▶
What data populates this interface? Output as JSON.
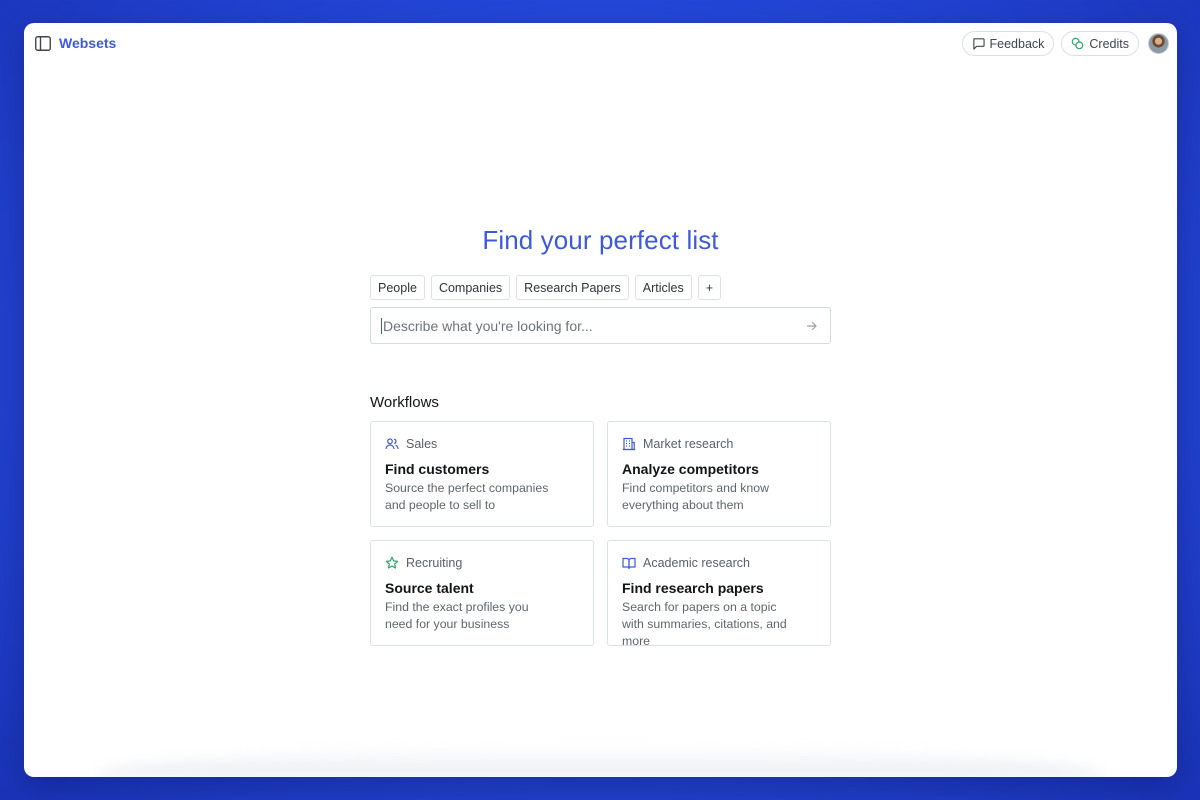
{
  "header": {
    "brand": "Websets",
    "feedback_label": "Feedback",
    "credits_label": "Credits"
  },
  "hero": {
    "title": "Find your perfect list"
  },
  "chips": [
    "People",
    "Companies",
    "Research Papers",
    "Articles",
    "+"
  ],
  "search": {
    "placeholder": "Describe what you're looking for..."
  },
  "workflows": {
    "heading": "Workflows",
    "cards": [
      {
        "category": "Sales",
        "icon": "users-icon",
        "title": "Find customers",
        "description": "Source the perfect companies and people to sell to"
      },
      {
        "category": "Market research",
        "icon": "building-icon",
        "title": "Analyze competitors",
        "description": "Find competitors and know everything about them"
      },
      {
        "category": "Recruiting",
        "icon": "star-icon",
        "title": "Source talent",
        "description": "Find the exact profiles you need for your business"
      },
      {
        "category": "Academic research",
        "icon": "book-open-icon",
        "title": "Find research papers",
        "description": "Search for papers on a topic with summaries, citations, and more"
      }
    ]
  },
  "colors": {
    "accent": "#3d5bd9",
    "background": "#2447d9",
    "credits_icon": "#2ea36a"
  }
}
◀
**The problem:** Reproduce every line above as written, skipping pictures.

**Completed task:**
What data populates this interface? Output as JSON.
{
  "header": {
    "brand": "Websets",
    "feedback_label": "Feedback",
    "credits_label": "Credits"
  },
  "hero": {
    "title": "Find your perfect list"
  },
  "chips": [
    "People",
    "Companies",
    "Research Papers",
    "Articles",
    "+"
  ],
  "search": {
    "placeholder": "Describe what you're looking for..."
  },
  "workflows": {
    "heading": "Workflows",
    "cards": [
      {
        "category": "Sales",
        "icon": "users-icon",
        "title": "Find customers",
        "description": "Source the perfect companies and people to sell to"
      },
      {
        "category": "Market research",
        "icon": "building-icon",
        "title": "Analyze competitors",
        "description": "Find competitors and know everything about them"
      },
      {
        "category": "Recruiting",
        "icon": "star-icon",
        "title": "Source talent",
        "description": "Find the exact profiles you need for your business"
      },
      {
        "category": "Academic research",
        "icon": "book-open-icon",
        "title": "Find research papers",
        "description": "Search for papers on a topic with summaries, citations, and more"
      }
    ]
  },
  "colors": {
    "accent": "#3d5bd9",
    "background": "#2447d9",
    "credits_icon": "#2ea36a"
  }
}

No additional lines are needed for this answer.